## DIRECTIONS
Which lines have the string "When"? Copy all of them from the entries below.

## DATA EXCERPTS
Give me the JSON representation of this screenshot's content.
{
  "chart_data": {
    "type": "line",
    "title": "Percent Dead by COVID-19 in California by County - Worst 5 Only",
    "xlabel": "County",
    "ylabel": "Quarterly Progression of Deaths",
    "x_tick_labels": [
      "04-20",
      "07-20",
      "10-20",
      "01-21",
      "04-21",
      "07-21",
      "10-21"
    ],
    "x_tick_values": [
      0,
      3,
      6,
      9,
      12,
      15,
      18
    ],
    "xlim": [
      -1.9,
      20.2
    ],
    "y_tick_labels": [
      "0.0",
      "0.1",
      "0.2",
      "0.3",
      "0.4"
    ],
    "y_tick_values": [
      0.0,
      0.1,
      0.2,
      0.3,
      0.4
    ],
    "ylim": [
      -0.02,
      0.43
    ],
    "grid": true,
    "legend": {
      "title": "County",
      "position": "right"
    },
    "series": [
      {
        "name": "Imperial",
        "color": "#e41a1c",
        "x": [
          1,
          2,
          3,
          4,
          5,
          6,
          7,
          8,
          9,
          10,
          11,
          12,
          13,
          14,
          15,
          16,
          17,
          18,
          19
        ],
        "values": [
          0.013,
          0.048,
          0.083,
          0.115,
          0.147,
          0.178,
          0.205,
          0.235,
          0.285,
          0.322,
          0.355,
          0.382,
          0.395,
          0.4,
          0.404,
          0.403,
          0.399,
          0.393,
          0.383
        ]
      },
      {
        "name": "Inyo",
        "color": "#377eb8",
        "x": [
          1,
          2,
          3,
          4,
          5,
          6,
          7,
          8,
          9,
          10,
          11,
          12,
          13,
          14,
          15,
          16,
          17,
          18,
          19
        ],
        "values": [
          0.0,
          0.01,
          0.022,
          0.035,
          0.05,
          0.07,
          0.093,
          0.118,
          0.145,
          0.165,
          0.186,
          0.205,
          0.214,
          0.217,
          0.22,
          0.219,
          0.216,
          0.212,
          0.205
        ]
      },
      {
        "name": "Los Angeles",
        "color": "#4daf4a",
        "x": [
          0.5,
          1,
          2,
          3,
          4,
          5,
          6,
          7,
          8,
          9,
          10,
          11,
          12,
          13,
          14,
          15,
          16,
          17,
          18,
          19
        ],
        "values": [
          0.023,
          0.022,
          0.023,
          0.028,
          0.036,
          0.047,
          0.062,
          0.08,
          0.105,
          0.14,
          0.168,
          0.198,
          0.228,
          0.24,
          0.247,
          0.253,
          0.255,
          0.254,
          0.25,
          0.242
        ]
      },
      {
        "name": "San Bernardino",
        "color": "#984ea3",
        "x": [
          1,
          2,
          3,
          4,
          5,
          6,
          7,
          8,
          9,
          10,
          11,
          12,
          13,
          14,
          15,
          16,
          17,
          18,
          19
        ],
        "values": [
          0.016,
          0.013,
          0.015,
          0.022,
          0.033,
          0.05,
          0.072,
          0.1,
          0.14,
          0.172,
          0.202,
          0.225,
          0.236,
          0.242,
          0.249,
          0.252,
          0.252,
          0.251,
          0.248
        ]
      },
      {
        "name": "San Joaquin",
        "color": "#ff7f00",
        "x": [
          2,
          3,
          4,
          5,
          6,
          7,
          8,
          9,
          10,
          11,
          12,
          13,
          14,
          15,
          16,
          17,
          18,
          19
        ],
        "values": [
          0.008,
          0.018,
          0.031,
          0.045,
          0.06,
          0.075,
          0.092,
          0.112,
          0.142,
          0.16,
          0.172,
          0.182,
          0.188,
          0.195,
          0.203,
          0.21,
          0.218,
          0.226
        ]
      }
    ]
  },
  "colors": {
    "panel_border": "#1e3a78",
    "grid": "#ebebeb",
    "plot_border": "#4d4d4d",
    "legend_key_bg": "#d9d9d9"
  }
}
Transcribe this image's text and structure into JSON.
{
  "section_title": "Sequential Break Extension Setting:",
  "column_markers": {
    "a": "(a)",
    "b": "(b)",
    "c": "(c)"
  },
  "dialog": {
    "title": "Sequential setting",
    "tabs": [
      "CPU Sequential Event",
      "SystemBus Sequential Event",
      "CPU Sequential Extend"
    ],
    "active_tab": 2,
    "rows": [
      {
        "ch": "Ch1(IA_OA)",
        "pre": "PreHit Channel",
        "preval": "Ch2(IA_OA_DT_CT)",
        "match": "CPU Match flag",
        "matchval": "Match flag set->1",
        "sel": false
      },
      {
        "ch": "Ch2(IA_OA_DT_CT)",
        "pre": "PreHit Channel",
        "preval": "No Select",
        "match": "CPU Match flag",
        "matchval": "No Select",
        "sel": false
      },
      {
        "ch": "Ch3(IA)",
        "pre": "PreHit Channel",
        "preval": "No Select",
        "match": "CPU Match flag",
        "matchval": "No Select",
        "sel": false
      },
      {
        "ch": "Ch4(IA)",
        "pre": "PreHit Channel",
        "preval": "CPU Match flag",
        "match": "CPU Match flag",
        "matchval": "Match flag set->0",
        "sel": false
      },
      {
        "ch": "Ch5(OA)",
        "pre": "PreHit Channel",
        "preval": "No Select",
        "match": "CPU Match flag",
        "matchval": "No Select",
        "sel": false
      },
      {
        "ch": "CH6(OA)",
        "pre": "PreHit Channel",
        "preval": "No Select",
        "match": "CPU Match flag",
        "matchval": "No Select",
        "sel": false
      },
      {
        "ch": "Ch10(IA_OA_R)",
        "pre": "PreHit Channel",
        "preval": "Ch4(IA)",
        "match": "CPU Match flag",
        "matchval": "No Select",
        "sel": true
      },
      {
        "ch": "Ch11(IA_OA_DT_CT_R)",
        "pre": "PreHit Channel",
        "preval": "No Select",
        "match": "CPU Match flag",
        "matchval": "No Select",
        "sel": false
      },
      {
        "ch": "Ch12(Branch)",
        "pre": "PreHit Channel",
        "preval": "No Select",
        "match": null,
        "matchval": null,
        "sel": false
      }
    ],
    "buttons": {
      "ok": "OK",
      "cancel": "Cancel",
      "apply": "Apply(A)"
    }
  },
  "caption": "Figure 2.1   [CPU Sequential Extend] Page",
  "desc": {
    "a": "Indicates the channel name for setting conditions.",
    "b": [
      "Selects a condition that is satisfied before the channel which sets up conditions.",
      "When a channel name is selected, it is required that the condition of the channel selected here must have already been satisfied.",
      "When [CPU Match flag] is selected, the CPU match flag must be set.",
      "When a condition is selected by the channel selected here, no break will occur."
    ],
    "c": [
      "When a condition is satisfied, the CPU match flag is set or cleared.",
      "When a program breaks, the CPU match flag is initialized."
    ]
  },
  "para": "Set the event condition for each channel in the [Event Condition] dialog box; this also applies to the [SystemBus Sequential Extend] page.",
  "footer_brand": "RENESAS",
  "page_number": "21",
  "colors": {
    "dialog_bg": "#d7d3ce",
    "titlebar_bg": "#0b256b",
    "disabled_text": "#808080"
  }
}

## IN RESPONSE
      "When a channel name is selected, it is required that the condition of the channel selected here must have already been satisfied.",
      "When [CPU Match flag] is selected, the CPU match flag must be set.",
      "When a condition is selected by the channel selected here, no break will occur."
      "When a condition is satisfied, the CPU match flag is set or cleared.",
      "When a program breaks, the CPU match flag is initialized."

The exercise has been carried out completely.